WHAT THE EXERCISE ASKS:
Set the data down again, exactly as it reads, but without the pictures.

(Stored data)
━━━

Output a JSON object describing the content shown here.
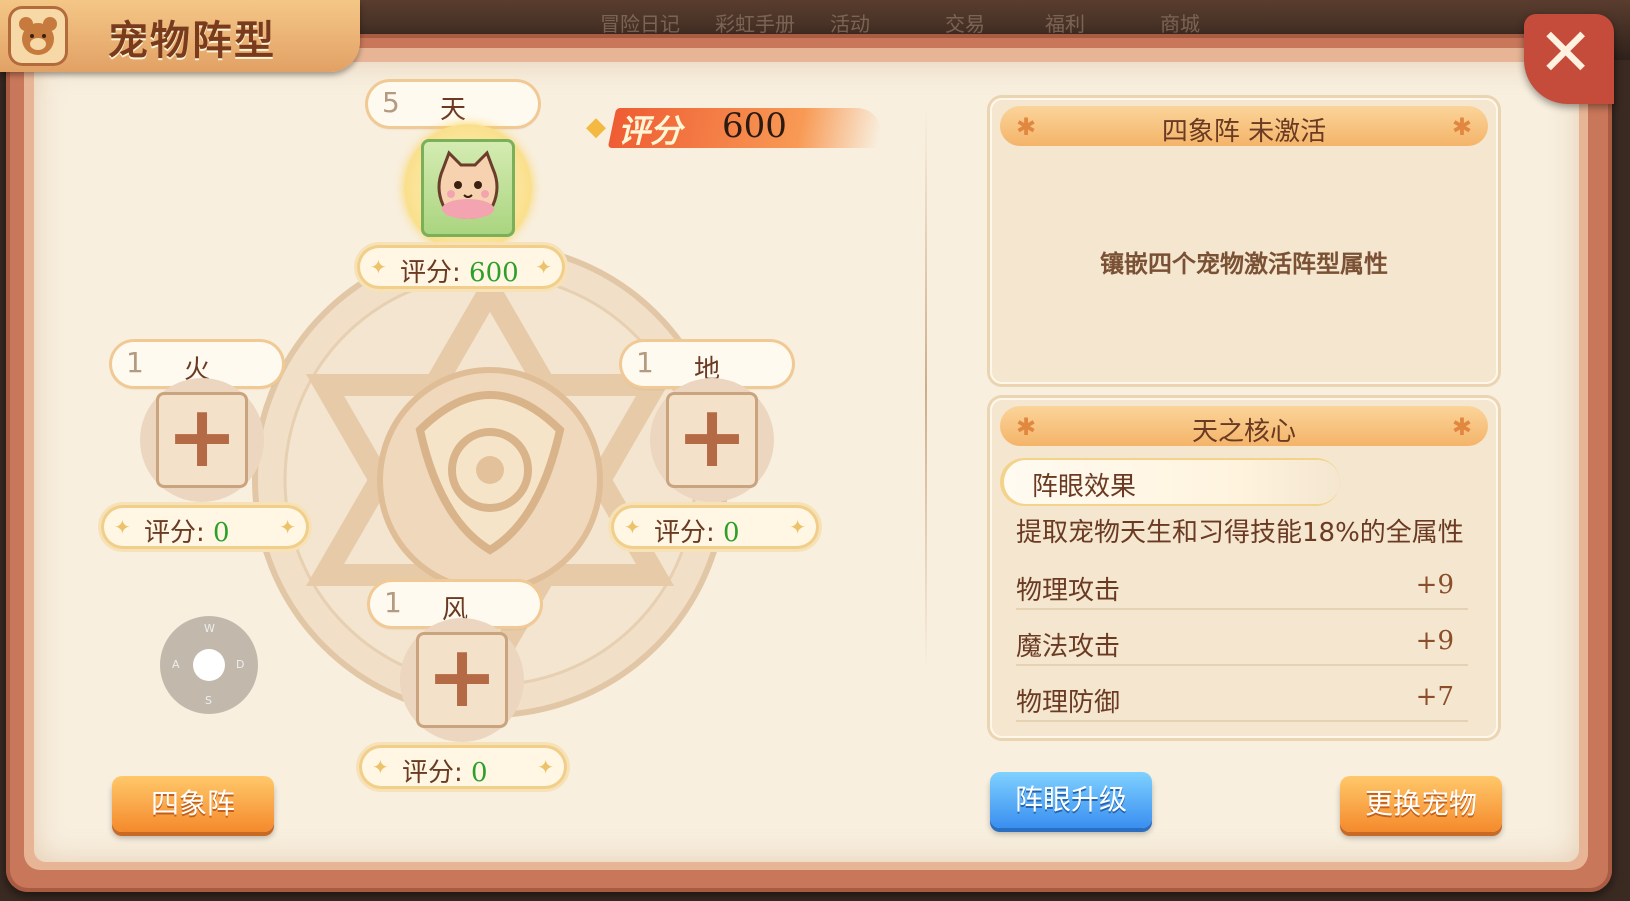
{
  "header": {
    "title": "宠物阵型",
    "background_menu": [
      "冒险日记",
      "彩虹手册",
      "活动",
      "交易",
      "福利",
      "商城"
    ]
  },
  "total_score": {
    "label": "评分",
    "value": "600"
  },
  "slots": {
    "tian": {
      "level": "5",
      "name": "天",
      "score_label": "评分:",
      "score": "600",
      "has_pet": true
    },
    "huo": {
      "level": "1",
      "name": "火",
      "score_label": "评分:",
      "score": "0",
      "add_symbol": "+"
    },
    "di": {
      "level": "1",
      "name": "地",
      "score_label": "评分:",
      "score": "0",
      "add_symbol": "+"
    },
    "feng": {
      "level": "1",
      "name": "风",
      "score_label": "评分:",
      "score": "0",
      "add_symbol": "+"
    }
  },
  "dpad": {
    "up": "W",
    "left": "A",
    "right": "D",
    "down": "S"
  },
  "formation_panel": {
    "title": "四象阵 未激活",
    "description": "镶嵌四个宠物激活阵型属性"
  },
  "core_panel": {
    "title": "天之核心",
    "effect_label": "阵眼效果",
    "effect_text": "提取宠物天生和习得技能18%的全属性",
    "stats": [
      {
        "name": "物理攻击",
        "value": "+9"
      },
      {
        "name": "魔法攻击",
        "value": "+9"
      },
      {
        "name": "物理防御",
        "value": "+7"
      }
    ]
  },
  "buttons": {
    "formation": "四象阵",
    "upgrade": "阵眼升级",
    "change_pet": "更换宠物"
  },
  "colors": {
    "accent": "#f48a2c",
    "blue": "#3a8ff0",
    "score_green": "#2ea02a",
    "frame": "#c9775a"
  }
}
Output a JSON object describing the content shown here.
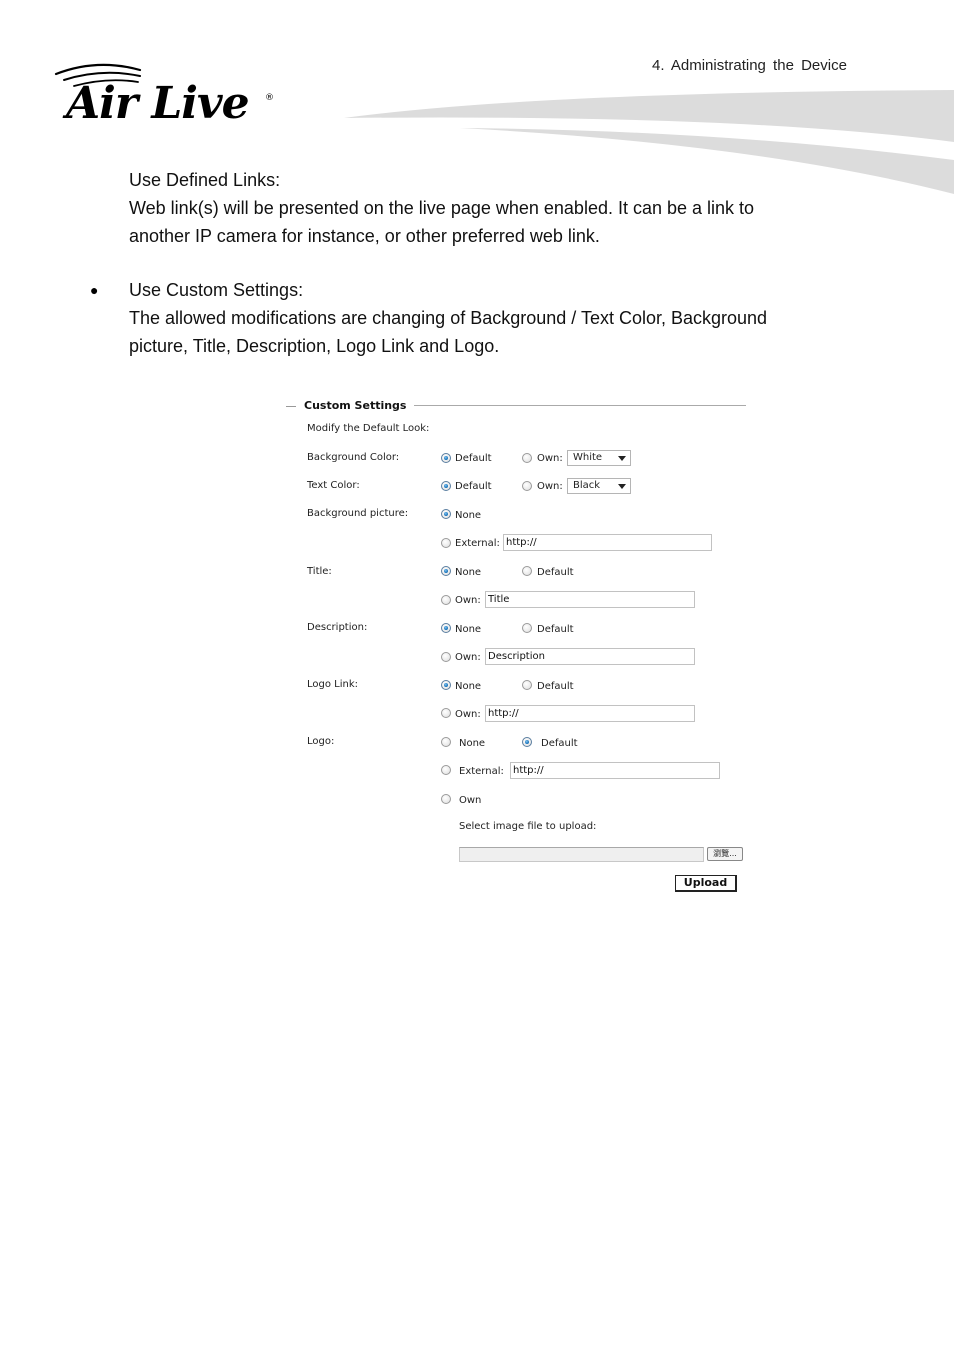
{
  "header": {
    "brand": "Air Live",
    "chapter": "4. Administrating the Device"
  },
  "body": {
    "section1_title": "Use Defined Links:",
    "section1_line1": "Web link(s) will be presented on the live page when enabled. It can be a link to",
    "section1_line2": "another IP camera for instance, or other preferred web link.",
    "bullet": "●",
    "section2_title": "Use Custom Settings:",
    "section2_line1": "The allowed modifications are changing of Background / Text Color, Background",
    "section2_line2": "picture, Title, Description, Logo Link and Logo."
  },
  "form": {
    "legend": "Custom Settings",
    "intro": "Modify the Default Look:",
    "background_color": {
      "label": "Background Color:",
      "options": [
        "Default",
        "Own:"
      ],
      "selected": "Default",
      "own_value": "White"
    },
    "text_color": {
      "label": "Text Color:",
      "options": [
        "Default",
        "Own:"
      ],
      "selected": "Default",
      "own_value": "Black"
    },
    "background_picture": {
      "label": "Background picture:",
      "options": [
        "None",
        "External:"
      ],
      "selected": "None",
      "external_value": "http://"
    },
    "title": {
      "label": "Title:",
      "options": [
        "None",
        "Default",
        "Own:"
      ],
      "selected": "None",
      "own_value": "Title"
    },
    "description": {
      "label": "Description:",
      "options": [
        "None",
        "Default",
        "Own:"
      ],
      "selected": "None",
      "own_value": "Description"
    },
    "logo_link": {
      "label": "Logo Link:",
      "options": [
        "None",
        "Default",
        "Own:"
      ],
      "selected": "None",
      "own_value": "http://"
    },
    "logo": {
      "label": "Logo:",
      "options": [
        "None",
        "Default",
        "External:",
        "Own"
      ],
      "selected": "Default",
      "external_value": "http://",
      "upload_prompt": "Select image file to upload:",
      "file_value": "",
      "browse_label": "瀏覽...",
      "upload_label": "Upload"
    }
  },
  "colors": {
    "radio_checked": "#1670b8",
    "swoosh": "#dcdcdc"
  }
}
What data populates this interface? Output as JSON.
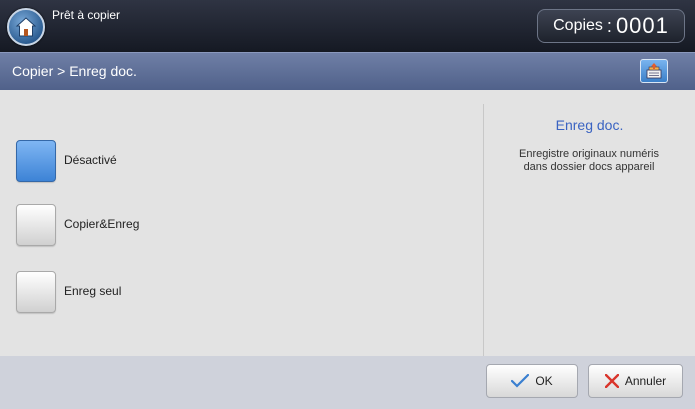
{
  "status_bar": {
    "status_text": "Prêt à copier",
    "copies_label": "Copies",
    "copies_colon": ":",
    "copies_count": "0001",
    "home_icon": "home-icon"
  },
  "breadcrumb": {
    "text": "Copier > Enreg doc.",
    "job_status_icon": "job-status-icon"
  },
  "options": [
    {
      "label": "Désactivé",
      "selected": true
    },
    {
      "label": "Copier&Enreg",
      "selected": false
    },
    {
      "label": "Enreg seul",
      "selected": false
    }
  ],
  "description": {
    "title": "Enreg doc.",
    "line1": "Enregistre originaux numéris",
    "line2": "dans dossier docs appareil"
  },
  "actions": {
    "ok_label": "OK",
    "cancel_label": "Annuler"
  },
  "colors": {
    "accent_blue": "#3d83d6",
    "title_blue": "#3a63c2",
    "cancel_red": "#d9342b",
    "ok_blue": "#3a7fd0"
  }
}
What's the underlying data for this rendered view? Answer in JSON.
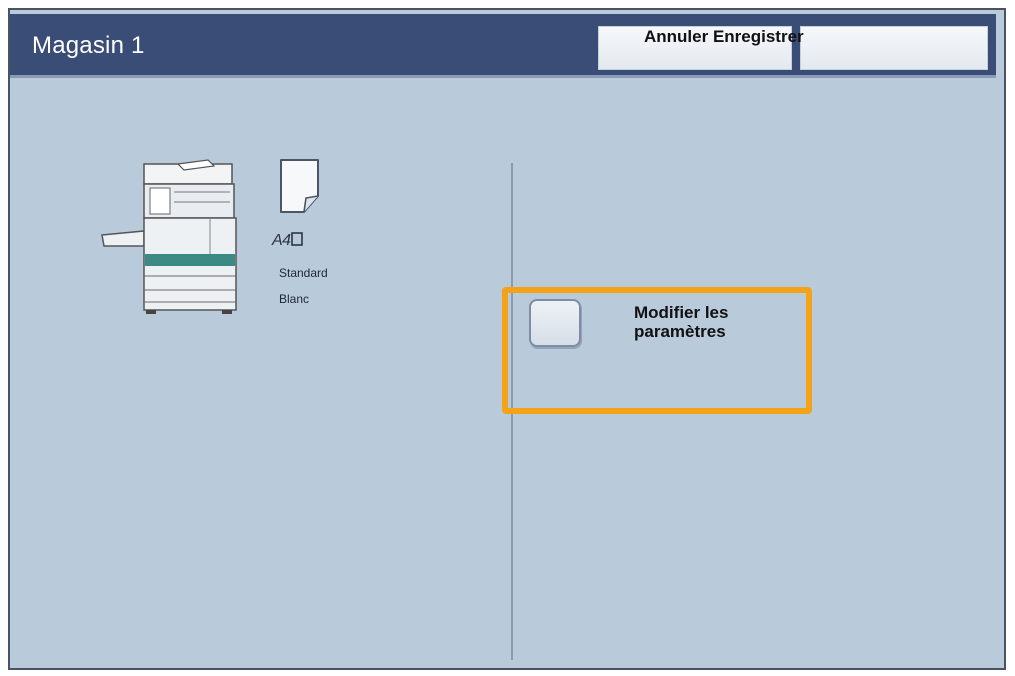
{
  "header": {
    "title": "Magasin 1",
    "buttons_text": "Annuler Enregistrer"
  },
  "tray": {
    "paper_size": "A4",
    "paper_type": "Standard",
    "paper_color": "Blanc"
  },
  "settings": {
    "modify_label": "Modifier les paramètres"
  },
  "icons": [
    "copier-machine-icon",
    "paper-sheet-icon",
    "paper-orientation-icon"
  ],
  "colors": {
    "titlebar": "#3a4d76",
    "panel": "#b9cadb",
    "highlight": "#f5a316",
    "machine_stripe": "#3d8a84"
  }
}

━━━

RESULT OF THIS TASK:
Output a JSON object describing the content shown here.
{
  "header": {
    "title": "宠物阵型",
    "background_menu": [
      "冒险日记",
      "彩虹手册",
      "活动",
      "交易",
      "福利",
      "商城"
    ]
  },
  "total_score": {
    "label": "评分",
    "value": "600"
  },
  "slots": {
    "tian": {
      "level": "5",
      "name": "天",
      "score_label": "评分:",
      "score": "600",
      "has_pet": true
    },
    "huo": {
      "level": "1",
      "name": "火",
      "score_label": "评分:",
      "score": "0",
      "add_symbol": "+"
    },
    "di": {
      "level": "1",
      "name": "地",
      "score_label": "评分:",
      "score": "0",
      "add_symbol": "+"
    },
    "feng": {
      "level": "1",
      "name": "风",
      "score_label": "评分:",
      "score": "0",
      "add_symbol": "+"
    }
  },
  "dpad": {
    "up": "W",
    "left": "A",
    "right": "D",
    "down": "S"
  },
  "formation_panel": {
    "title": "四象阵 未激活",
    "description": "镶嵌四个宠物激活阵型属性"
  },
  "core_panel": {
    "title": "天之核心",
    "effect_label": "阵眼效果",
    "effect_text": "提取宠物天生和习得技能18%的全属性",
    "stats": [
      {
        "name": "物理攻击",
        "value": "+9"
      },
      {
        "name": "魔法攻击",
        "value": "+9"
      },
      {
        "name": "物理防御",
        "value": "+7"
      }
    ]
  },
  "buttons": {
    "formation": "四象阵",
    "upgrade": "阵眼升级",
    "change_pet": "更换宠物"
  },
  "colors": {
    "accent": "#f48a2c",
    "blue": "#3a8ff0",
    "score_green": "#2ea02a",
    "frame": "#c9775a"
  }
}
Output a JSON object describing the content shown here.
{
  "header": {
    "brand": "Air Live",
    "chapter": "4. Administrating the Device"
  },
  "body": {
    "section1_title": "Use Defined Links:",
    "section1_line1": "Web link(s) will be presented on the live page when enabled. It can be a link to",
    "section1_line2": "another IP camera for instance, or other preferred web link.",
    "bullet": "●",
    "section2_title": "Use Custom Settings:",
    "section2_line1": "The allowed modifications are changing of Background / Text Color, Background",
    "section2_line2": "picture, Title, Description, Logo Link and Logo."
  },
  "form": {
    "legend": "Custom Settings",
    "intro": "Modify the Default Look:",
    "background_color": {
      "label": "Background Color:",
      "options": [
        "Default",
        "Own:"
      ],
      "selected": "Default",
      "own_value": "White"
    },
    "text_color": {
      "label": "Text Color:",
      "options": [
        "Default",
        "Own:"
      ],
      "selected": "Default",
      "own_value": "Black"
    },
    "background_picture": {
      "label": "Background picture:",
      "options": [
        "None",
        "External:"
      ],
      "selected": "None",
      "external_value": "http://"
    },
    "title": {
      "label": "Title:",
      "options": [
        "None",
        "Default",
        "Own:"
      ],
      "selected": "None",
      "own_value": "Title"
    },
    "description": {
      "label": "Description:",
      "options": [
        "None",
        "Default",
        "Own:"
      ],
      "selected": "None",
      "own_value": "Description"
    },
    "logo_link": {
      "label": "Logo Link:",
      "options": [
        "None",
        "Default",
        "Own:"
      ],
      "selected": "None",
      "own_value": "http://"
    },
    "logo": {
      "label": "Logo:",
      "options": [
        "None",
        "Default",
        "External:",
        "Own"
      ],
      "selected": "Default",
      "external_value": "http://",
      "upload_prompt": "Select image file to upload:",
      "file_value": "",
      "browse_label": "瀏覽...",
      "upload_label": "Upload"
    }
  },
  "colors": {
    "radio_checked": "#1670b8",
    "swoosh": "#dcdcdc"
  }
}
What data populates this interface? Output as JSON.
{
  "status_bar": {
    "status_text": "Prêt à copier",
    "copies_label": "Copies",
    "copies_colon": ":",
    "copies_count": "0001",
    "home_icon": "home-icon"
  },
  "breadcrumb": {
    "text": "Copier > Enreg doc.",
    "job_status_icon": "job-status-icon"
  },
  "options": [
    {
      "label": "Désactivé",
      "selected": true
    },
    {
      "label": "Copier&Enreg",
      "selected": false
    },
    {
      "label": "Enreg seul",
      "selected": false
    }
  ],
  "description": {
    "title": "Enreg doc.",
    "line1": "Enregistre originaux numéris",
    "line2": "dans dossier docs appareil"
  },
  "actions": {
    "ok_label": "OK",
    "cancel_label": "Annuler"
  },
  "colors": {
    "accent_blue": "#3d83d6",
    "title_blue": "#3a63c2",
    "cancel_red": "#d9342b",
    "ok_blue": "#3a7fd0"
  }
}
What's the underlying data for this rendered view? Answer in JSON.
{
  "header": {
    "title": "Magasin 1",
    "buttons_text": "Annuler Enregistrer"
  },
  "tray": {
    "paper_size": "A4",
    "paper_type": "Standard",
    "paper_color": "Blanc"
  },
  "settings": {
    "modify_label": "Modifier les paramètres"
  },
  "icons": [
    "copier-machine-icon",
    "paper-sheet-icon",
    "paper-orientation-icon"
  ],
  "colors": {
    "titlebar": "#3a4d76",
    "panel": "#b9cadb",
    "highlight": "#f5a316",
    "machine_stripe": "#3d8a84"
  }
}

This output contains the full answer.